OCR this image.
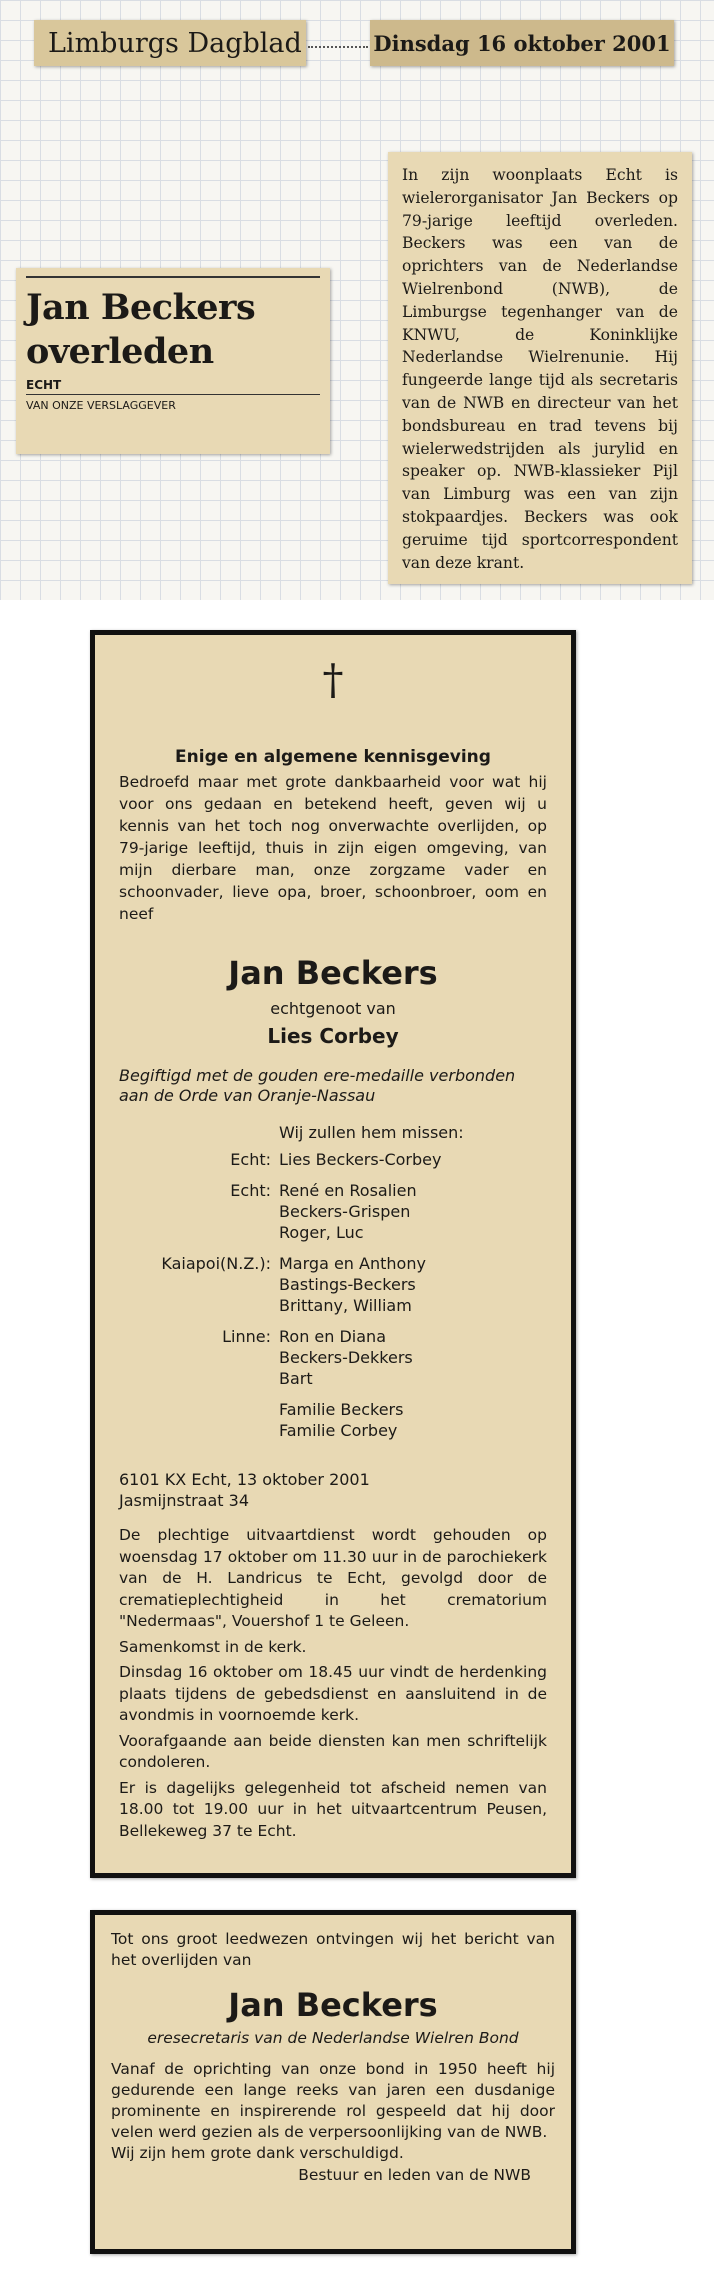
Limburgs Dagblad	Dinsdag 16 oktober 2001
Jan Beckers overleden
ECHT
VAN ONZE VERSLAGGEVER
In zijn woonplaats Echt is wielerorganisator Jan Beckers op 79-jarige leeftijd overleden. Beckers was een van de oprichters van de Nederlandse Wielrenbond (NWB), de Limburgse tegenhanger van de KNWU, de Koninklijke Nederlandse Wielrenunie. Hij fungeerde lange tijd als secretaris van de NWB en directeur van het bondsbureau en trad tevens bij wielerwedstrijden als jurylid en speaker op. NWB-klassieker Pijl van Limburg was een van zijn stokpaardjes. Beckers was ook geruime tijd sportcorrespondent van deze krant.
†
Enige en algemene kennisgeving
Bedroefd maar met grote dankbaarheid voor wat hij voor ons gedaan en betekend heeft, geven wij u kennis van het toch nog onverwachte overlijden, op 79-jarige leeftijd, thuis in zijn eigen omgeving, van mijn dierbare man, onze zorgzame vader en schoonvader, lieve opa, broer, schoonbroer, oom en neef
Jan Beckers
echtgenoot van
Lies Corbey
Begiftigd met de gouden ere-medaille verbonden aan de Orde van Oranje-Nassau
Wij zullen hem missen:
Echt: Lies Beckers-Corbey
Echt: René en Rosalien
Beckers-Grispen
Roger, Luc
Kaiapoi(N.Z.): Marga en Anthony
Bastings-Beckers
Brittany, William
Linne: Ron en Diana
Beckers-Dekkers
Bart
Familie Beckers
Familie Corbey
6101 KX Echt, 13 oktober 2001
Jasmijnstraat 34
De plechtige uitvaartdienst wordt gehouden op woensdag 17 oktober om 11.30 uur in de parochiekerk van de H. Landricus te Echt, gevolgd door de crematieplechtigheid in het crematorium "Nedermaas", Vouershof 1 te Geleen.
Samenkomst in de kerk.
Dinsdag 16 oktober om 18.45 uur vindt de herdenking plaats tijdens de gebedsdienst en aansluitend in de avondmis in voornoemde kerk.
Voorafgaande aan beide diensten kan men schriftelijk condoleren.
Er is dagelijks gelegenheid tot afscheid nemen van 18.00 tot 19.00 uur in het uitvaartcentrum Peusen, Bellekeweg 37 te Echt.
Tot ons groot leedwezen ontvingen wij het bericht van het overlijden van
Jan Beckers
eresecretaris van de Nederlandse Wielren Bond
Vanaf de oprichting van onze bond in 1950 heeft hij gedurende een lange reeks van jaren een dusdanige prominente en inspirerende rol gespeeld dat hij door velen werd gezien als de verpersoonlijking van de NWB.
Wij zijn hem grote dank verschuldigd.
Bestuur en leden van de NWB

→ **PROBLEM DESCRIPTION**:
Without including any pictures, output all the entries above exactly.

→ **EXERCISE SOLUTION**:
OCR this image.
Limburgs Dagblad	Dinsdag 16 oktober 2001
Jan Beckers overleden
ECHT
VAN ONZE VERSLAGGEVER
In zijn woonplaats Echt is wielerorganisator Jan Beckers op 79-jarige leeftijd overleden. Beckers was een van de oprichters van de Nederlandse Wielrenbond (NWB), de Limburgse tegenhanger van de KNWU, de Koninklijke Nederlandse Wielrenunie. Hij fungeerde lange tijd als secretaris van de NWB en directeur van het bondsbureau en trad tevens bij wielerwedstrijden als jurylid en speaker op. NWB-klassieker Pijl van Limburg was een van zijn stokpaardjes. Beckers was ook geruime tijd sportcorrespondent van deze krant.
†
Enige en algemene kennisgeving
Bedroefd maar met grote dankbaarheid voor wat hij voor ons gedaan en betekend heeft, geven wij u kennis van het toch nog onverwachte overlijden, op 79-jarige leeftijd, thuis in zijn eigen omgeving, van mijn dierbare man, onze zorgzame vader en schoonvader, lieve opa, broer, schoonbroer, oom en neef
Jan Beckers
echtgenoot van
Lies Corbey
Begiftigd met de gouden ere-medaille verbonden aan de Orde van Oranje-Nassau
Wij zullen hem missen:
Echt: Lies Beckers-Corbey
Echt: René en Rosalien
Beckers-Grispen
Roger, Luc
Kaiapoi(N.Z.): Marga en Anthony
Bastings-Beckers
Brittany, William
Linne: Ron en Diana
Beckers-Dekkers
Bart
Familie Beckers
Familie Corbey
6101 KX Echt, 13 oktober 2001
Jasmijnstraat 34
De plechtige uitvaartdienst wordt gehouden op woensdag 17 oktober om 11.30 uur in de parochiekerk van de H. Landricus te Echt, gevolgd door de crematieplechtigheid in het crematorium "Nedermaas", Vouershof 1 te Geleen.
Samenkomst in de kerk.
Dinsdag 16 oktober om 18.45 uur vindt de herdenking plaats tijdens de gebedsdienst en aansluitend in de avondmis in voornoemde kerk.
Voorafgaande aan beide diensten kan men schriftelijk condoleren.
Er is dagelijks gelegenheid tot afscheid nemen van 18.00 tot 19.00 uur in het uitvaartcentrum Peusen, Bellekeweg 37 te Echt.
Tot ons groot leedwezen ontvingen wij het bericht van het overlijden van
Jan Beckers
eresecretaris van de Nederlandse Wielren Bond
Vanaf de oprichting van onze bond in 1950 heeft hij gedurende een lange reeks van jaren een dusdanige prominente en inspirerende rol gespeeld dat hij door velen werd gezien als de verpersoonlijking van de NWB.
Wij zijn hem grote dank verschuldigd.
Bestuur en leden van de NWB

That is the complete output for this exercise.